Exercise prompt ▸ Pictures stay out of the copy; set down each line of the listing below exactly.

Given records ▸
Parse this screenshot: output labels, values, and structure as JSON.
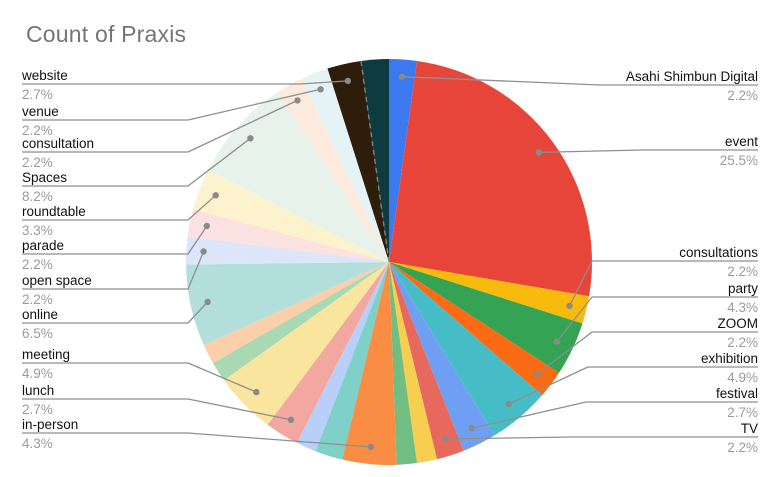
{
  "title": "Count of Praxis",
  "chart_data": {
    "type": "pie",
    "title": "Count of Praxis",
    "value_format": "percent",
    "start_angle_deg": 0,
    "direction": "clockwise",
    "legend_position": "labeled-callouts",
    "slices": [
      {
        "label": "Asahi Shimbun Digital",
        "pct": 2.2,
        "color": "#3C79EE"
      },
      {
        "label": "event",
        "pct": 25.5,
        "color": "#E8453A"
      },
      {
        "label": "consultations",
        "pct": 2.2,
        "color": "#F8BB0D"
      },
      {
        "label": "party",
        "pct": 4.3,
        "color": "#34A353"
      },
      {
        "label": "ZOOM",
        "pct": 2.2,
        "color": "#FB6A14"
      },
      {
        "label": "exhibition",
        "pct": 4.9,
        "color": "#46BDC6"
      },
      {
        "label": "festival",
        "pct": 2.7,
        "color": "#6F9FF3"
      },
      {
        "label": "TV",
        "pct": 2.2,
        "color": "#E7695D"
      },
      {
        "label": "",
        "pct": 1.6,
        "color": "#F6CF50"
      },
      {
        "label": "",
        "pct": 1.6,
        "color": "#72BE82"
      },
      {
        "label": "in-person",
        "pct": 4.3,
        "color": "#F88D43"
      },
      {
        "label": "",
        "pct": 2.2,
        "color": "#7ED0C8"
      },
      {
        "label": "",
        "pct": 1.6,
        "color": "#B7CFF9"
      },
      {
        "label": "lunch",
        "pct": 2.7,
        "color": "#F2A8A1"
      },
      {
        "label": "meeting",
        "pct": 4.9,
        "color": "#FAE59E"
      },
      {
        "label": "",
        "pct": 1.6,
        "color": "#A9D9B3"
      },
      {
        "label": "",
        "pct": 1.6,
        "color": "#FACFA9"
      },
      {
        "label": "online",
        "pct": 6.5,
        "color": "#B2DFDC"
      },
      {
        "label": "open space",
        "pct": 2.2,
        "color": "#DCE5FA"
      },
      {
        "label": "parade",
        "pct": 2.2,
        "color": "#FBE2E1"
      },
      {
        "label": "roundtable",
        "pct": 3.3,
        "color": "#FCF3CE"
      },
      {
        "label": "Spaces",
        "pct": 8.2,
        "color": "#E7F3EA"
      },
      {
        "label": "consultation",
        "pct": 2.2,
        "color": "#FCEBDC"
      },
      {
        "label": "venue",
        "pct": 2.2,
        "color": "#E5F3F6"
      },
      {
        "label": "website",
        "pct": 2.7,
        "color": "#2E1D0A"
      },
      {
        "label": "",
        "pct": 2.2,
        "color": "#0D3B40"
      }
    ]
  },
  "style": {
    "title_color": "#757575",
    "label_color": "#111111",
    "percent_color": "#9b9b9b",
    "leader_line_color": "#8f8f8f",
    "background": "#ffffff"
  }
}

Response ▸
Parse this screenshot: output labels, values, and structure as JSON.
{
  "title": "Count of Praxis",
  "chart_data": {
    "type": "pie",
    "title": "Count of Praxis",
    "value_format": "percent",
    "start_angle_deg": 0,
    "direction": "clockwise",
    "legend_position": "labeled-callouts",
    "slices": [
      {
        "label": "Asahi Shimbun Digital",
        "pct": 2.2,
        "color": "#3C79EE"
      },
      {
        "label": "event",
        "pct": 25.5,
        "color": "#E8453A"
      },
      {
        "label": "consultations",
        "pct": 2.2,
        "color": "#F8BB0D"
      },
      {
        "label": "party",
        "pct": 4.3,
        "color": "#34A353"
      },
      {
        "label": "ZOOM",
        "pct": 2.2,
        "color": "#FB6A14"
      },
      {
        "label": "exhibition",
        "pct": 4.9,
        "color": "#46BDC6"
      },
      {
        "label": "festival",
        "pct": 2.7,
        "color": "#6F9FF3"
      },
      {
        "label": "TV",
        "pct": 2.2,
        "color": "#E7695D"
      },
      {
        "label": "",
        "pct": 1.6,
        "color": "#F6CF50"
      },
      {
        "label": "",
        "pct": 1.6,
        "color": "#72BE82"
      },
      {
        "label": "in-person",
        "pct": 4.3,
        "color": "#F88D43"
      },
      {
        "label": "",
        "pct": 2.2,
        "color": "#7ED0C8"
      },
      {
        "label": "",
        "pct": 1.6,
        "color": "#B7CFF9"
      },
      {
        "label": "lunch",
        "pct": 2.7,
        "color": "#F2A8A1"
      },
      {
        "label": "meeting",
        "pct": 4.9,
        "color": "#FAE59E"
      },
      {
        "label": "",
        "pct": 1.6,
        "color": "#A9D9B3"
      },
      {
        "label": "",
        "pct": 1.6,
        "color": "#FACFA9"
      },
      {
        "label": "online",
        "pct": 6.5,
        "color": "#B2DFDC"
      },
      {
        "label": "open space",
        "pct": 2.2,
        "color": "#DCE5FA"
      },
      {
        "label": "parade",
        "pct": 2.2,
        "color": "#FBE2E1"
      },
      {
        "label": "roundtable",
        "pct": 3.3,
        "color": "#FCF3CE"
      },
      {
        "label": "Spaces",
        "pct": 8.2,
        "color": "#E7F3EA"
      },
      {
        "label": "consultation",
        "pct": 2.2,
        "color": "#FCEBDC"
      },
      {
        "label": "venue",
        "pct": 2.2,
        "color": "#E5F3F6"
      },
      {
        "label": "website",
        "pct": 2.7,
        "color": "#2E1D0A"
      },
      {
        "label": "",
        "pct": 2.2,
        "color": "#0D3B40"
      }
    ]
  },
  "style": {
    "title_color": "#757575",
    "label_color": "#111111",
    "percent_color": "#9b9b9b",
    "leader_line_color": "#8f8f8f",
    "background": "#ffffff"
  }
}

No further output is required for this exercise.